(Collected data entries)
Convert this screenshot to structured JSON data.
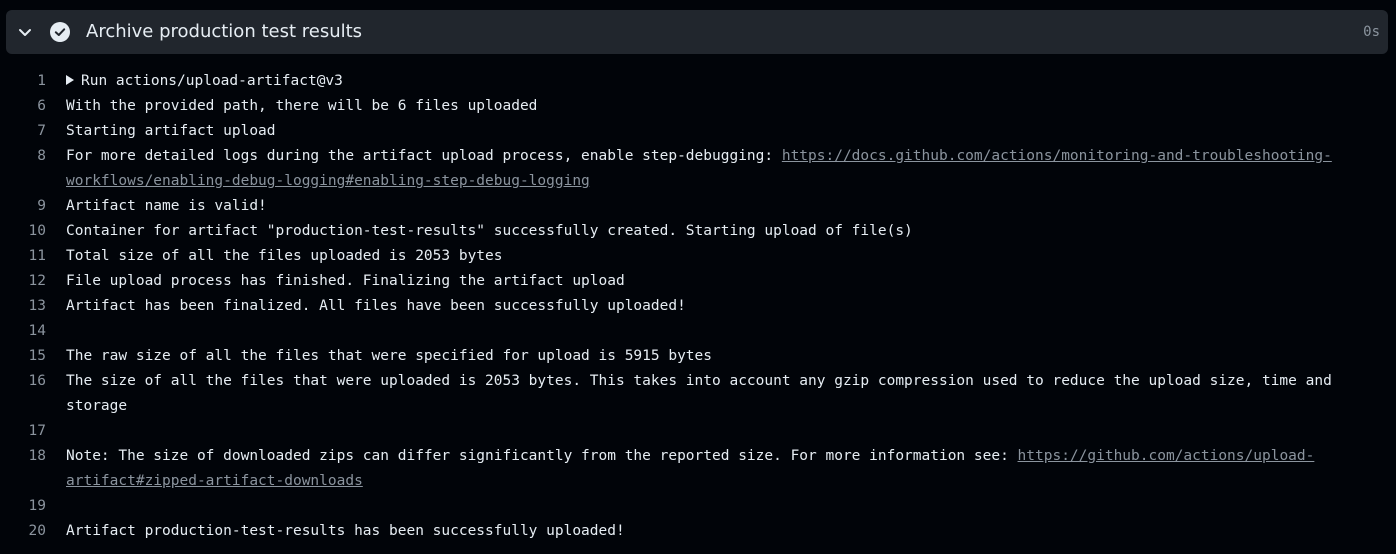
{
  "step": {
    "title": "Archive production test results",
    "duration": "0s",
    "status": "success",
    "collapse_icon": "chevron-down-icon",
    "status_icon": "check-circle-icon"
  },
  "colors": {
    "background": "#010409",
    "header_bg": "#21262d",
    "text": "#e6edf3",
    "muted": "#8b949e"
  },
  "log": {
    "lines": [
      {
        "num": "1",
        "text": "Run actions/upload-artifact@v3",
        "group": true
      },
      {
        "num": "6",
        "text": "With the provided path, there will be 6 files uploaded"
      },
      {
        "num": "7",
        "text": "Starting artifact upload"
      },
      {
        "num": "8",
        "text": "For more detailed logs during the artifact upload process, enable step-debugging: ",
        "link": "https://docs.github.com/actions/monitoring-and-troubleshooting-workflows/enabling-debug-logging#enabling-step-debug-logging"
      },
      {
        "num": "9",
        "text": "Artifact name is valid!"
      },
      {
        "num": "10",
        "text": "Container for artifact \"production-test-results\" successfully created. Starting upload of file(s)"
      },
      {
        "num": "11",
        "text": "Total size of all the files uploaded is 2053 bytes"
      },
      {
        "num": "12",
        "text": "File upload process has finished. Finalizing the artifact upload"
      },
      {
        "num": "13",
        "text": "Artifact has been finalized. All files have been successfully uploaded!"
      },
      {
        "num": "14",
        "text": ""
      },
      {
        "num": "15",
        "text": "The raw size of all the files that were specified for upload is 5915 bytes"
      },
      {
        "num": "16",
        "text": "The size of all the files that were uploaded is 2053 bytes. This takes into account any gzip compression used to reduce the upload size, time and storage"
      },
      {
        "num": "17",
        "text": ""
      },
      {
        "num": "18",
        "text": "Note: The size of downloaded zips can differ significantly from the reported size. For more information see: ",
        "link": "https://github.com/actions/upload-artifact#zipped-artifact-downloads"
      },
      {
        "num": "19",
        "text": ""
      },
      {
        "num": "20",
        "text": "Artifact production-test-results has been successfully uploaded!"
      }
    ]
  }
}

WORK TO BE COMPLETED =>
Write out each entry exactly as given, but skip the pictures.

EXPECTED ANSWER =>
Convert this screenshot to structured JSON data.
{
  "step": {
    "title": "Archive production test results",
    "duration": "0s",
    "status": "success",
    "collapse_icon": "chevron-down-icon",
    "status_icon": "check-circle-icon"
  },
  "colors": {
    "background": "#010409",
    "header_bg": "#21262d",
    "text": "#e6edf3",
    "muted": "#8b949e"
  },
  "log": {
    "lines": [
      {
        "num": "1",
        "text": "Run actions/upload-artifact@v3",
        "group": true
      },
      {
        "num": "6",
        "text": "With the provided path, there will be 6 files uploaded"
      },
      {
        "num": "7",
        "text": "Starting artifact upload"
      },
      {
        "num": "8",
        "text": "For more detailed logs during the artifact upload process, enable step-debugging: ",
        "link": "https://docs.github.com/actions/monitoring-and-troubleshooting-workflows/enabling-debug-logging#enabling-step-debug-logging"
      },
      {
        "num": "9",
        "text": "Artifact name is valid!"
      },
      {
        "num": "10",
        "text": "Container for artifact \"production-test-results\" successfully created. Starting upload of file(s)"
      },
      {
        "num": "11",
        "text": "Total size of all the files uploaded is 2053 bytes"
      },
      {
        "num": "12",
        "text": "File upload process has finished. Finalizing the artifact upload"
      },
      {
        "num": "13",
        "text": "Artifact has been finalized. All files have been successfully uploaded!"
      },
      {
        "num": "14",
        "text": ""
      },
      {
        "num": "15",
        "text": "The raw size of all the files that were specified for upload is 5915 bytes"
      },
      {
        "num": "16",
        "text": "The size of all the files that were uploaded is 2053 bytes. This takes into account any gzip compression used to reduce the upload size, time and storage"
      },
      {
        "num": "17",
        "text": ""
      },
      {
        "num": "18",
        "text": "Note: The size of downloaded zips can differ significantly from the reported size. For more information see: ",
        "link": "https://github.com/actions/upload-artifact#zipped-artifact-downloads"
      },
      {
        "num": "19",
        "text": ""
      },
      {
        "num": "20",
        "text": "Artifact production-test-results has been successfully uploaded!"
      }
    ]
  }
}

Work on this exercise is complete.